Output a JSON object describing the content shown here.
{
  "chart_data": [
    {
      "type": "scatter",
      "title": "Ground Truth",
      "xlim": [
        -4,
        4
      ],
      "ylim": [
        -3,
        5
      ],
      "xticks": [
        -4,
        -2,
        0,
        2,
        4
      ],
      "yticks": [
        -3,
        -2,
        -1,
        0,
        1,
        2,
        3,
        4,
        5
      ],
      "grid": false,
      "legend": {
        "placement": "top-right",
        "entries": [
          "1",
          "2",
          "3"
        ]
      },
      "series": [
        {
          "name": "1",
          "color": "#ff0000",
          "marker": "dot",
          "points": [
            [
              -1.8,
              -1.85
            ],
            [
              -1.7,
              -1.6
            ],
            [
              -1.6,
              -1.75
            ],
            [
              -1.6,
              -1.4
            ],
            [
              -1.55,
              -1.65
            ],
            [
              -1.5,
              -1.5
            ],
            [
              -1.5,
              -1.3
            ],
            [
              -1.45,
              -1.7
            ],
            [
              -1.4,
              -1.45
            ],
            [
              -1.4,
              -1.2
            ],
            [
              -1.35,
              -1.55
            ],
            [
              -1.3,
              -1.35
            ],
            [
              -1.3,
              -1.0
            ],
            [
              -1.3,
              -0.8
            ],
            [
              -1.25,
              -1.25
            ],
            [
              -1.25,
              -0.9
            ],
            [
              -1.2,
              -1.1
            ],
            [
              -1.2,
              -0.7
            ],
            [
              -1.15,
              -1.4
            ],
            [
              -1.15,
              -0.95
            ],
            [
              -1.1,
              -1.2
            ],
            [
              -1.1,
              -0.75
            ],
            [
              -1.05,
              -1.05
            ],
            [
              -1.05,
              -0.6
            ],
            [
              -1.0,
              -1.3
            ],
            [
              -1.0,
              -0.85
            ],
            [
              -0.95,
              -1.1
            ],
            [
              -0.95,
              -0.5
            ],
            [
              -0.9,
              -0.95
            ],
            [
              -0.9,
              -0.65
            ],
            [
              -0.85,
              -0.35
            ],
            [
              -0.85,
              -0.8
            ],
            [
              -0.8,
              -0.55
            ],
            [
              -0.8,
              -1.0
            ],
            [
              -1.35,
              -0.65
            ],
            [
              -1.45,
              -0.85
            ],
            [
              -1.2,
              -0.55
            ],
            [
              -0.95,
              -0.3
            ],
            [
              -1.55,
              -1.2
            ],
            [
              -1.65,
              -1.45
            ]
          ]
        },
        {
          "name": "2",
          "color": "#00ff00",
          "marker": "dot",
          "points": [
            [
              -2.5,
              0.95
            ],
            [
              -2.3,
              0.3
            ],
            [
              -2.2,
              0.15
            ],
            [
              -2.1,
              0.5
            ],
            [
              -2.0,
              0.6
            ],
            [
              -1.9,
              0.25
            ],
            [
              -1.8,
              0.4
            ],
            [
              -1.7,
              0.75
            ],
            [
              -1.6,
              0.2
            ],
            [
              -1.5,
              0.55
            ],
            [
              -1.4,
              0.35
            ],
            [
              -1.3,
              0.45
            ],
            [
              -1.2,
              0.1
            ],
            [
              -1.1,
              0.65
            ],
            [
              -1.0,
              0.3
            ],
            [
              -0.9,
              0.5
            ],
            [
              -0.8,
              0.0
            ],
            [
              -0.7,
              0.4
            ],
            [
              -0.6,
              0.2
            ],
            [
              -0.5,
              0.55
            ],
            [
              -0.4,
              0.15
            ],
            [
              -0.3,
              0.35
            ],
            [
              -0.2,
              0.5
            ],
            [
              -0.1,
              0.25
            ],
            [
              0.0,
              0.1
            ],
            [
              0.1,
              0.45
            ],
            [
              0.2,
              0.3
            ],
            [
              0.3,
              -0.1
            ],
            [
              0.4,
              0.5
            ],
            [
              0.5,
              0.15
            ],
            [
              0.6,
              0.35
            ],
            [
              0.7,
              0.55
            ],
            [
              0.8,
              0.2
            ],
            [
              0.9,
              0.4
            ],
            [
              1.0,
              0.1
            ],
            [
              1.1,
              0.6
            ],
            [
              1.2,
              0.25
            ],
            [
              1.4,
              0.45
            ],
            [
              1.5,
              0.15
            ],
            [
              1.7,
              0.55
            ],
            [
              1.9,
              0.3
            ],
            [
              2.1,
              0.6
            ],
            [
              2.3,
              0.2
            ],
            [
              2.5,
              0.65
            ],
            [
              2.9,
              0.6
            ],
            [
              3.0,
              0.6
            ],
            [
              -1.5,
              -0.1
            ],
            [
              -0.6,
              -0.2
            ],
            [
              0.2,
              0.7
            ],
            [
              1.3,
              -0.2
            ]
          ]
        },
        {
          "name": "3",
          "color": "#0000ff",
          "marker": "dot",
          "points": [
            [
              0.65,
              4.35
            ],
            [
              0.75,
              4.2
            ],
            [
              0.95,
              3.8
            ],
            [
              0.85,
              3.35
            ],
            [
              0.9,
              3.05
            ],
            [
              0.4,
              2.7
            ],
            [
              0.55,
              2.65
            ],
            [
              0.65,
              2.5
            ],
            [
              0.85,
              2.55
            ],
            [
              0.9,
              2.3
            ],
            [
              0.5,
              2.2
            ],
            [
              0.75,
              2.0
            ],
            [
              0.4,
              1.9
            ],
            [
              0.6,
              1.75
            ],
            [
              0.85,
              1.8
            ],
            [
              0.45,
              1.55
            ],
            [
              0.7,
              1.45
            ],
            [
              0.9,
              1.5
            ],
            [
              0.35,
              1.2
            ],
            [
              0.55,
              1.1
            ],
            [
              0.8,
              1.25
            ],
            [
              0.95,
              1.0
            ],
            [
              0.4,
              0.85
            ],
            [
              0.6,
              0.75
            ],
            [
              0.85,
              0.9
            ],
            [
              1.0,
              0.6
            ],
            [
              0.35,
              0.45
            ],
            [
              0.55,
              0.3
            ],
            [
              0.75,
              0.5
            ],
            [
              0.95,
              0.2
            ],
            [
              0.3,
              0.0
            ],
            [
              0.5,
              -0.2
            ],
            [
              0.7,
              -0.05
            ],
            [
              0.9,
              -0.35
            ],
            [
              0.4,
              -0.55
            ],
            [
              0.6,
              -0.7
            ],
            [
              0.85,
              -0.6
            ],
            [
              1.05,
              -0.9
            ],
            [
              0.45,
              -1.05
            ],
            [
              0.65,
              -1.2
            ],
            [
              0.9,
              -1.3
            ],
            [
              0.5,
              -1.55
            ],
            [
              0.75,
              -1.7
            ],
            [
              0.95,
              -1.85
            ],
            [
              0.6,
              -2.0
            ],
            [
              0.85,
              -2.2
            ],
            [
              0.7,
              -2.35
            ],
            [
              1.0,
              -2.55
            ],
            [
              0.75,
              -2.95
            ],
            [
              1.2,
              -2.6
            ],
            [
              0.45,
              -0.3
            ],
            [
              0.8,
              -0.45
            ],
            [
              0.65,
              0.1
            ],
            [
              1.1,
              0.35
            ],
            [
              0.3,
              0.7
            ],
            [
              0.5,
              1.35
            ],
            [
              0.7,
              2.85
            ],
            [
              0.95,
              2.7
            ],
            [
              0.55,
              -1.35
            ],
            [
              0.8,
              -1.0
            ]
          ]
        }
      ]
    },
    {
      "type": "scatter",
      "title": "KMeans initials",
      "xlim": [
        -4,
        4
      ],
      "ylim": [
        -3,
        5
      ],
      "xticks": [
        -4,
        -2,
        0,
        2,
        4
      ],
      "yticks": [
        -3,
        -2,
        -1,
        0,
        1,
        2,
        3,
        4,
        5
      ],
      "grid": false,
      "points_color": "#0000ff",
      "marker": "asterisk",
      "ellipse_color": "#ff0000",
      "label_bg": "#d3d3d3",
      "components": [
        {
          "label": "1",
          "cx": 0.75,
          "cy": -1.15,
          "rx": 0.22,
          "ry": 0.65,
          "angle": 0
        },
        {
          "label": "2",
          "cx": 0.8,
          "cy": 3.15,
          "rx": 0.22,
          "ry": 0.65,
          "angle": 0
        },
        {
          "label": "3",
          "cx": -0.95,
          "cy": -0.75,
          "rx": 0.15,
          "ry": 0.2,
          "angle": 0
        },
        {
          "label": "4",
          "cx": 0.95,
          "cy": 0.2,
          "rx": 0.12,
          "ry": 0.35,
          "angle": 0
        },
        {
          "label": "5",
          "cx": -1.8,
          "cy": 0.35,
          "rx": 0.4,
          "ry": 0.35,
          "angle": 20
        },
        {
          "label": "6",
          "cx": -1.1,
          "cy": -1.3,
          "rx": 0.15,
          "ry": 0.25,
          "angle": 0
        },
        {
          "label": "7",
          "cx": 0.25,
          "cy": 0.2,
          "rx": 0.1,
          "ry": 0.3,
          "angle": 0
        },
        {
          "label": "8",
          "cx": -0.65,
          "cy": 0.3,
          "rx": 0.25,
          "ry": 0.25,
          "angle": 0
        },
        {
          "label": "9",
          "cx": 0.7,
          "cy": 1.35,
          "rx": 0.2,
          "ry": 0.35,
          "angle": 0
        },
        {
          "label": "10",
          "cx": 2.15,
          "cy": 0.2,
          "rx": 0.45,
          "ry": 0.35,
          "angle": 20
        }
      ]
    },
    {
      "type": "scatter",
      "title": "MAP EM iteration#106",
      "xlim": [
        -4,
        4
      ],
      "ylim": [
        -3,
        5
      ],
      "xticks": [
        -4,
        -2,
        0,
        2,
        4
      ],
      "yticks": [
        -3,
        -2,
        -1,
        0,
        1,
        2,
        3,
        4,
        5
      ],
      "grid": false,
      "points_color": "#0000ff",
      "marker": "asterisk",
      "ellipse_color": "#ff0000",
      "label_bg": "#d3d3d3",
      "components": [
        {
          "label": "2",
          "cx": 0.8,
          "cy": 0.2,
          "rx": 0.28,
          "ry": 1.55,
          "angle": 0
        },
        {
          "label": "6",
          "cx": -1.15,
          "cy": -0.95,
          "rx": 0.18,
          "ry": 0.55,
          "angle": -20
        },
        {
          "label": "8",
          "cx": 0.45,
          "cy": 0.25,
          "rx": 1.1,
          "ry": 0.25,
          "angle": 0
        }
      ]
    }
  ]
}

-----

* _Aim_: Go through the listing above and return every line where the word "title" occurs.

* _Written solution_:
      "title": "Ground Truth",
      "title": "KMeans initials",
      "title": "MAP EM iteration#106",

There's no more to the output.